SET EXERCISE: Find each line containing the word "Move" and report how many there are. Add nothing else.
- - - -
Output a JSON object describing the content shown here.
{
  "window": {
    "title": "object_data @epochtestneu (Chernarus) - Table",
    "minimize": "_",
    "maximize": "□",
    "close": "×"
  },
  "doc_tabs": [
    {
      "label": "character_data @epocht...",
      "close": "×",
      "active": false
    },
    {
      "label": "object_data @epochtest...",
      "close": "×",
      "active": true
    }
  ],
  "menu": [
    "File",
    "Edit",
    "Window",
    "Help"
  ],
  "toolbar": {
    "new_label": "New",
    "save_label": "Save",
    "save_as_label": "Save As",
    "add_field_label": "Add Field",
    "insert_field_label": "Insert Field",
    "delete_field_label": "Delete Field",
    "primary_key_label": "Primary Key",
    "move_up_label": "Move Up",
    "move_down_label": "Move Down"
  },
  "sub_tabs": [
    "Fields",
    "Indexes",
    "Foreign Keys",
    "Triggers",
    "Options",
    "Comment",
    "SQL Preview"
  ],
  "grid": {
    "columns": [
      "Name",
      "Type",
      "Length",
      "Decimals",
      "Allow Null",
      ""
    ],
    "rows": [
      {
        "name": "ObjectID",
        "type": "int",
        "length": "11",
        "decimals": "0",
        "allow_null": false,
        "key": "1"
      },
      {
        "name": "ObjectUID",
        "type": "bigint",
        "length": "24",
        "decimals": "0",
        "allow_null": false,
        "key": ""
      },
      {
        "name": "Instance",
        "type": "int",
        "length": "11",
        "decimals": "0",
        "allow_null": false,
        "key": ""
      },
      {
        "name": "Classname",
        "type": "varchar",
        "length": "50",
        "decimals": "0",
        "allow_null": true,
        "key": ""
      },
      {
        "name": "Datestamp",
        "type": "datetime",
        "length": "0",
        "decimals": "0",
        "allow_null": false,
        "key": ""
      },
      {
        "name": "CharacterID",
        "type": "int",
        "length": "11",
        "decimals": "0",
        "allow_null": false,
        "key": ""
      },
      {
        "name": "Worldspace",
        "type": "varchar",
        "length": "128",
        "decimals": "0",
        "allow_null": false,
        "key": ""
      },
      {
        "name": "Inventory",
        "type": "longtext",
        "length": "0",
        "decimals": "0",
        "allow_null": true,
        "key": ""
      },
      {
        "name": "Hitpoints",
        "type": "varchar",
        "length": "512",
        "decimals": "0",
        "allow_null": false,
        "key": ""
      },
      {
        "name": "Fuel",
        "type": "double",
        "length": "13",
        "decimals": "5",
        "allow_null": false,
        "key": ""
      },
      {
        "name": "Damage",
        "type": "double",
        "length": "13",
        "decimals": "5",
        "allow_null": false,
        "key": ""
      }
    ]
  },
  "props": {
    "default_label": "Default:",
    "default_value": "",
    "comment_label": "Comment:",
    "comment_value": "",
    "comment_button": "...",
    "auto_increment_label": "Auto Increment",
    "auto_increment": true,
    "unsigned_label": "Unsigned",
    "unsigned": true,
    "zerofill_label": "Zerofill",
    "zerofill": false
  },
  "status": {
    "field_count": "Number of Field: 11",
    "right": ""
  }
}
- - - -
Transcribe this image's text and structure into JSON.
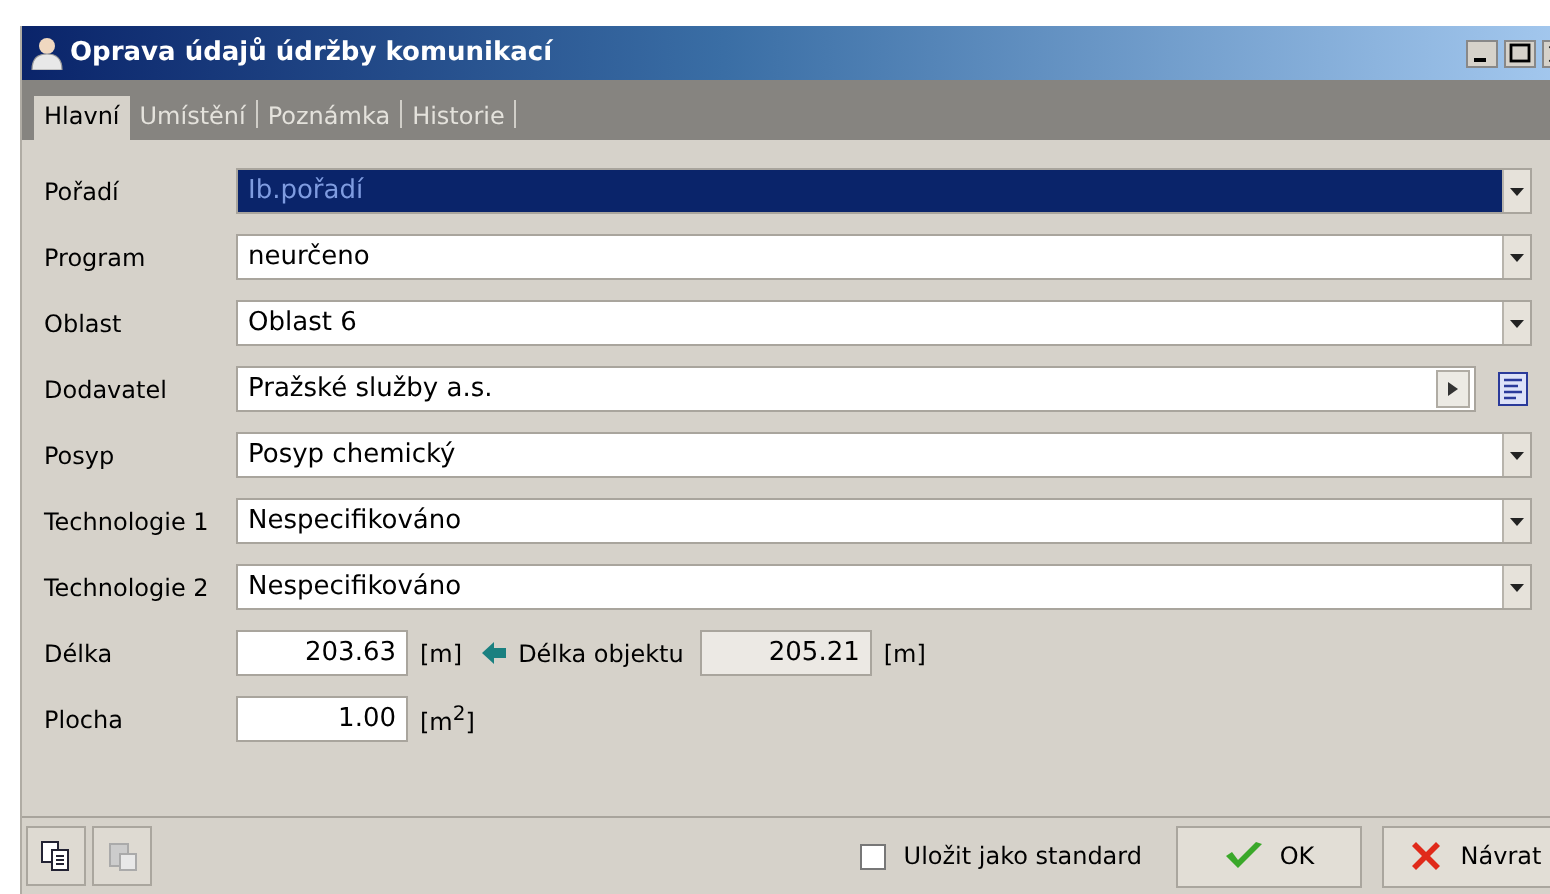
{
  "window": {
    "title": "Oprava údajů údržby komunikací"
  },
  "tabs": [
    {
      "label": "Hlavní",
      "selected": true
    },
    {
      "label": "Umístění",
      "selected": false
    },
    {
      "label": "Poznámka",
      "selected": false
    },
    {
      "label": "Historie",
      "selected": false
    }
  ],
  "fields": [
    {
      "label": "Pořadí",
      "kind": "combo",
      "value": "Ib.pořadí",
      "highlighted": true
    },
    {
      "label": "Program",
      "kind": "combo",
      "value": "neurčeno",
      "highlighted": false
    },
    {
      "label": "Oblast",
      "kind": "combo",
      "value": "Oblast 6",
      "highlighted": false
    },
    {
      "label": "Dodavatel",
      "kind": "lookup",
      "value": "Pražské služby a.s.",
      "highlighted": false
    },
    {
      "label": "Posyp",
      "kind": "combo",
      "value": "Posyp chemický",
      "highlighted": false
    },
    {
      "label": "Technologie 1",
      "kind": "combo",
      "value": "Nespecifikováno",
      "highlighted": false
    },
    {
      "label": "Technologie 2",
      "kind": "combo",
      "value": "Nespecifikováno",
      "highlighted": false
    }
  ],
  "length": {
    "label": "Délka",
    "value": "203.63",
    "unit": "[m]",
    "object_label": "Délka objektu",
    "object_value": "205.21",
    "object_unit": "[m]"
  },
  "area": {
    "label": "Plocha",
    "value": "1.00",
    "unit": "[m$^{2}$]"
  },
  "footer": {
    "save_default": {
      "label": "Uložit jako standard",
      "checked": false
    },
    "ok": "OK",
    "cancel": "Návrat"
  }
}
- - - -
RESPONSE TO THIS EXERCISE: 2